* [THE RECORDS]

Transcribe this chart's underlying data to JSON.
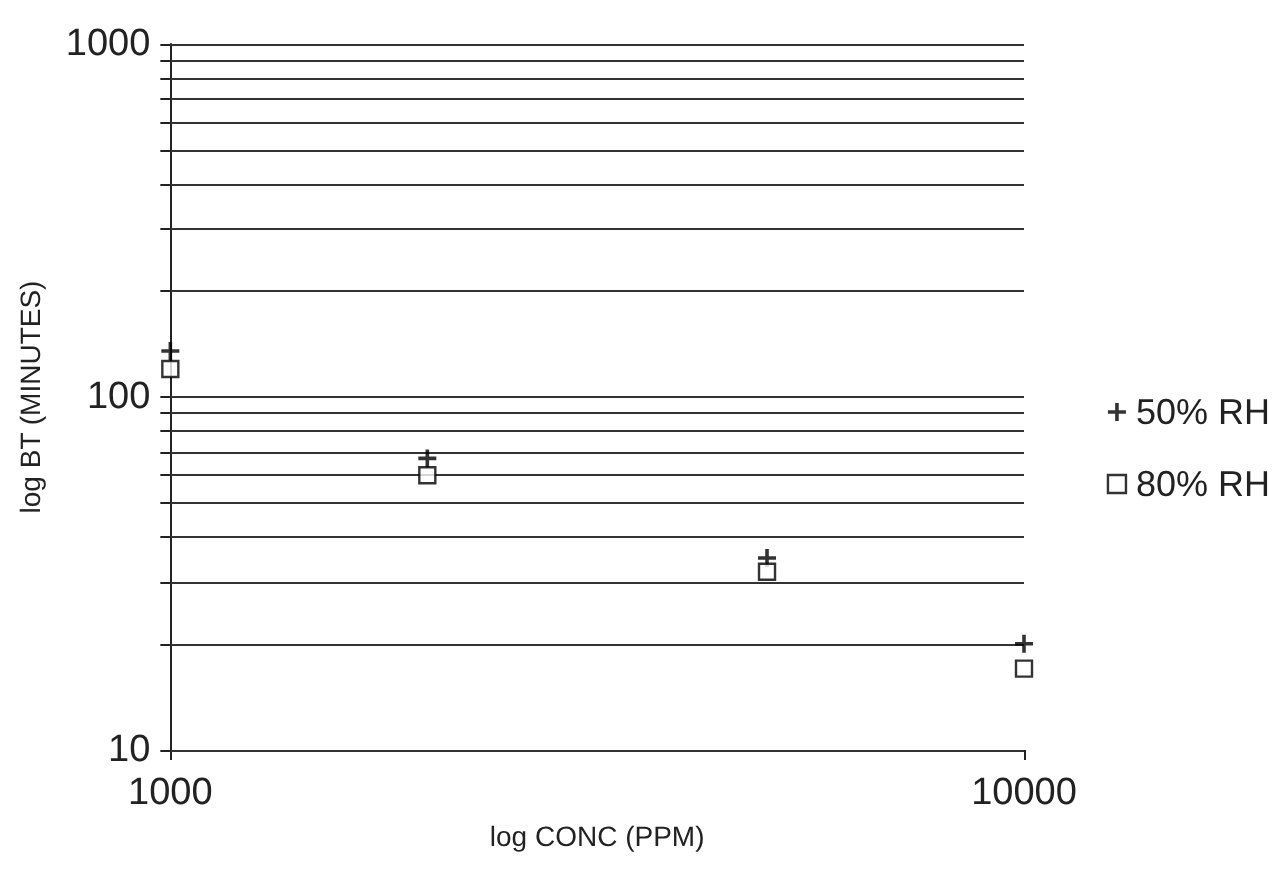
{
  "chart_data": {
    "type": "scatter",
    "xlabel": "log CONC (PPM)",
    "ylabel": "log BT (MINUTES)",
    "log": "xy",
    "xlim": [
      1000,
      10000
    ],
    "xticks": [
      1000,
      10000
    ],
    "ylim": [
      10,
      1000
    ],
    "yticks": [
      10,
      {
        "value": 20,
        "label": null
      },
      {
        "value": 30,
        "label": null
      },
      {
        "value": 40,
        "label": null
      },
      {
        "value": 50,
        "label": null
      },
      {
        "value": 60,
        "label": null
      },
      {
        "value": 70,
        "label": null
      },
      {
        "value": 80,
        "label": null
      },
      {
        "value": 90,
        "label": null
      },
      100,
      {
        "value": 200,
        "label": null
      },
      {
        "value": 300,
        "label": null
      },
      {
        "value": 400,
        "label": null
      },
      {
        "value": 500,
        "label": null
      },
      {
        "value": 600,
        "label": null
      },
      {
        "value": 700,
        "label": null
      },
      {
        "value": 800,
        "label": null
      },
      {
        "value": 900,
        "label": null
      },
      1000
    ],
    "grid": "y",
    "legend": "right",
    "x": [
      1000,
      2000,
      5000,
      10000
    ],
    "series": [
      {
        "name": "50% RH",
        "color": "#000000",
        "marker": "cross",
        "values": [
          135,
          67,
          35,
          20
        ]
      },
      {
        "name": "80% RH",
        "color": "#000000",
        "marker": "square",
        "values": [
          120,
          60,
          32,
          17
        ]
      }
    ]
  }
}
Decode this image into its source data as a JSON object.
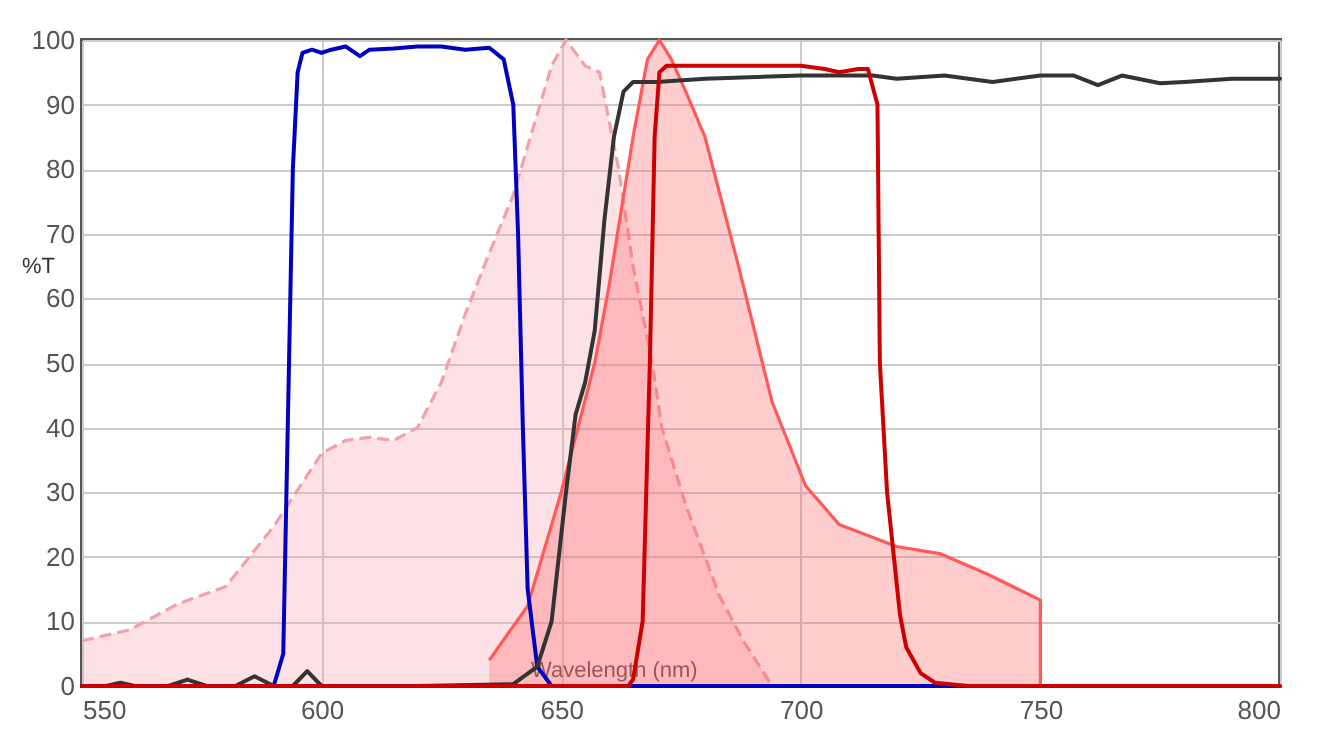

* [REQUIREMENTS] Search the entries for the word "this", then gather every line that has it.

* [TASK OUTPUT]
Transcribe this chart's underlying data to JSON.
Decode this image into its source data as a JSON object.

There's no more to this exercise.